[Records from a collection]
** START **
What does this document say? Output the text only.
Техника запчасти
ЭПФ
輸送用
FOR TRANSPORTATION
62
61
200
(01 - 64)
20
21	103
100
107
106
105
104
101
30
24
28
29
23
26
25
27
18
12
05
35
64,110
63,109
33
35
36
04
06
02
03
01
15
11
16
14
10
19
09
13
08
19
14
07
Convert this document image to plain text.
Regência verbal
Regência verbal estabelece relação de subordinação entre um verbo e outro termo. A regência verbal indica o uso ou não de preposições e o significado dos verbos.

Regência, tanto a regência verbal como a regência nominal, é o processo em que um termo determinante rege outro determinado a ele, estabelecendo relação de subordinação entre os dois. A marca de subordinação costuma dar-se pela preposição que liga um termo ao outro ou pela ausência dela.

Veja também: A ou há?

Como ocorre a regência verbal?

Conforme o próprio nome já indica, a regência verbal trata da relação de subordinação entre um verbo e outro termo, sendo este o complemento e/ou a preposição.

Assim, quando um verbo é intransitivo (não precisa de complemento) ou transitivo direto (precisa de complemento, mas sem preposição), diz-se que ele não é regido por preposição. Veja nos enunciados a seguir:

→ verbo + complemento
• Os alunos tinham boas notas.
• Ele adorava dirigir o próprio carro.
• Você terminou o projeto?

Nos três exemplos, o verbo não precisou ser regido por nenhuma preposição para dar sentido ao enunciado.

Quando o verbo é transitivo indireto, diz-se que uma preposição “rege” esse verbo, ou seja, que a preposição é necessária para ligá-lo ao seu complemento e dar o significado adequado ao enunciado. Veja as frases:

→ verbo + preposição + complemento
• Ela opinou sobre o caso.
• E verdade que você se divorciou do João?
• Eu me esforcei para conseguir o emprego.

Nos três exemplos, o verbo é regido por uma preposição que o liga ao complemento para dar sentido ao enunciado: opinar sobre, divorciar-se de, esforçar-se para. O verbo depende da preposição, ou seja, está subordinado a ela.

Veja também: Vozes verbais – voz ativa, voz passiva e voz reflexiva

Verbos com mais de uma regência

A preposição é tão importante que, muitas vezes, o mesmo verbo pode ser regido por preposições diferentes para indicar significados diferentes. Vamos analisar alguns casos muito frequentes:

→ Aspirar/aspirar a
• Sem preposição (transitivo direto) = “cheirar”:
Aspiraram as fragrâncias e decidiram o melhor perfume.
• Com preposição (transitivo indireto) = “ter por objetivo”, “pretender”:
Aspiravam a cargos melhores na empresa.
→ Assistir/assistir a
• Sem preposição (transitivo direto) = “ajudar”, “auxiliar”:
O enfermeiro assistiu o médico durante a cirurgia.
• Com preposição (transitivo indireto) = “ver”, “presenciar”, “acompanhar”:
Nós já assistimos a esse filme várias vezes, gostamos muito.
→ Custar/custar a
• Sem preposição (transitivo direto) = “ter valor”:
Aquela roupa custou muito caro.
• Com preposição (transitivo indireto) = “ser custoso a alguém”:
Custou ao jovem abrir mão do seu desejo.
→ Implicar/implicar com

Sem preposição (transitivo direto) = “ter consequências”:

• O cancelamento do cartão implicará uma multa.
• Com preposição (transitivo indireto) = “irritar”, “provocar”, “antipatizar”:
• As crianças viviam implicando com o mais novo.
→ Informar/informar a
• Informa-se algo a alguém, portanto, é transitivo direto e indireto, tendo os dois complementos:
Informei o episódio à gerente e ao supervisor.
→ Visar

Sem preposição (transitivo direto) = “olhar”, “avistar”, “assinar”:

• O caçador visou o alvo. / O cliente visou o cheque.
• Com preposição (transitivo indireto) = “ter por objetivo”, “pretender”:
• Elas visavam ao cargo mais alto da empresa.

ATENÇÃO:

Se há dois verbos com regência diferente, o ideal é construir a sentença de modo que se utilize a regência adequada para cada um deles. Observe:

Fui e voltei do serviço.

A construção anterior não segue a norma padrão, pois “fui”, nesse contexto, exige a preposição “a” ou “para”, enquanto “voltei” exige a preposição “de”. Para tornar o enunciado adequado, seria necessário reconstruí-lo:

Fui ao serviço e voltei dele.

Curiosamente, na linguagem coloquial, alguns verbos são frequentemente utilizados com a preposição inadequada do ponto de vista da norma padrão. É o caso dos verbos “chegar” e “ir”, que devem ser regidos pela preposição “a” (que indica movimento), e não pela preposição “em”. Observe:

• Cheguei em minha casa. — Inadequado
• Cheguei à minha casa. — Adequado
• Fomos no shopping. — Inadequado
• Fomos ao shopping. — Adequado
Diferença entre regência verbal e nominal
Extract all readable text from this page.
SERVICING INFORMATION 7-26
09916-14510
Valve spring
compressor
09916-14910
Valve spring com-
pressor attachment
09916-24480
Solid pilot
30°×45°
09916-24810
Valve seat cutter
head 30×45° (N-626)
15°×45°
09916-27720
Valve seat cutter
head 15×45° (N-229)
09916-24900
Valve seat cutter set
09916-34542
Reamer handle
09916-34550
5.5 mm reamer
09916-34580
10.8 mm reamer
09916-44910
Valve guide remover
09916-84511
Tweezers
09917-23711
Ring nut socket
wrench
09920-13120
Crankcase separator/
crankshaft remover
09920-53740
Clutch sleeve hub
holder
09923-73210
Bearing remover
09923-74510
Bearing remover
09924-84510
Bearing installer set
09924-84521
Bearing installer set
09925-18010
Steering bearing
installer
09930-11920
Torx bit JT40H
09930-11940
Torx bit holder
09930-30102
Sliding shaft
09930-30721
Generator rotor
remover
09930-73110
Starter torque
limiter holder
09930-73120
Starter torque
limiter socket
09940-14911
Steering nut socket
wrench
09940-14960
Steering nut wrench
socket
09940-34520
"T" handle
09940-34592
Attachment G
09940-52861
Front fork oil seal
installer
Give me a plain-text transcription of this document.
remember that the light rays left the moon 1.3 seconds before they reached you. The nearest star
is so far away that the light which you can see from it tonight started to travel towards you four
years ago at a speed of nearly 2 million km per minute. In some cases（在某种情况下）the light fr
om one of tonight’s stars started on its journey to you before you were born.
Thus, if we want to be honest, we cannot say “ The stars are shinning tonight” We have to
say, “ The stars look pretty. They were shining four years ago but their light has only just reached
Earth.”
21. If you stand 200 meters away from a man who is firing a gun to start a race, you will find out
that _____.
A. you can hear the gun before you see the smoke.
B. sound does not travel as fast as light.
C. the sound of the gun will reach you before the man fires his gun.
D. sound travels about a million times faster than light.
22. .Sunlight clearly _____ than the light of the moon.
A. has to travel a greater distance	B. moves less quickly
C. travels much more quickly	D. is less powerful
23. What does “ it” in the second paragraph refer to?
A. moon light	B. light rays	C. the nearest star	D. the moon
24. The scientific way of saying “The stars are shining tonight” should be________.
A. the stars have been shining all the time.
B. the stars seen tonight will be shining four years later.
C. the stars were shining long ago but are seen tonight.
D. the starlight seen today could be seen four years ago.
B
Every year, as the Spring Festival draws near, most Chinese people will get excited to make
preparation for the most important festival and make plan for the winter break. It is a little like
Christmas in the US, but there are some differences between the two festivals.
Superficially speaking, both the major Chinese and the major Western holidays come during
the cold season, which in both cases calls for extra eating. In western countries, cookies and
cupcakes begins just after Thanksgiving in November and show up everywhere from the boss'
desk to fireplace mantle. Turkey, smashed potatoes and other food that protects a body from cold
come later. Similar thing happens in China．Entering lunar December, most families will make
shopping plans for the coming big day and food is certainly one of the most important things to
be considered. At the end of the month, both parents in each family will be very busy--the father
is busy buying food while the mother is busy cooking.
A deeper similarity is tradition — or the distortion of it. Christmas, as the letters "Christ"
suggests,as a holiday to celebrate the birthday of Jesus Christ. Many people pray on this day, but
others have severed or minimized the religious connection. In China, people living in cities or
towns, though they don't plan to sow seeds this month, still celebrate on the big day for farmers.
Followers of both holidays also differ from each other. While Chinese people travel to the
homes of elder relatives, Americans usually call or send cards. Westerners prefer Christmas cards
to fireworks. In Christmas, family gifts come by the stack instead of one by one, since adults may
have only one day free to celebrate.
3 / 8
** END **
◆ YOUR GOAL
Copy every line of the records above that contains "most".

◆ SOLUTION FOR THIS TASK
Every year, as the Spring Festival draws near, most Chinese people will get excited to make
preparation for the most important festival and make plan for the winter break. It is a little like
come later. Similar thing happens in China．Entering lunar December, most families will make
shopping plans for the coming big day and food is certainly one of the most important things to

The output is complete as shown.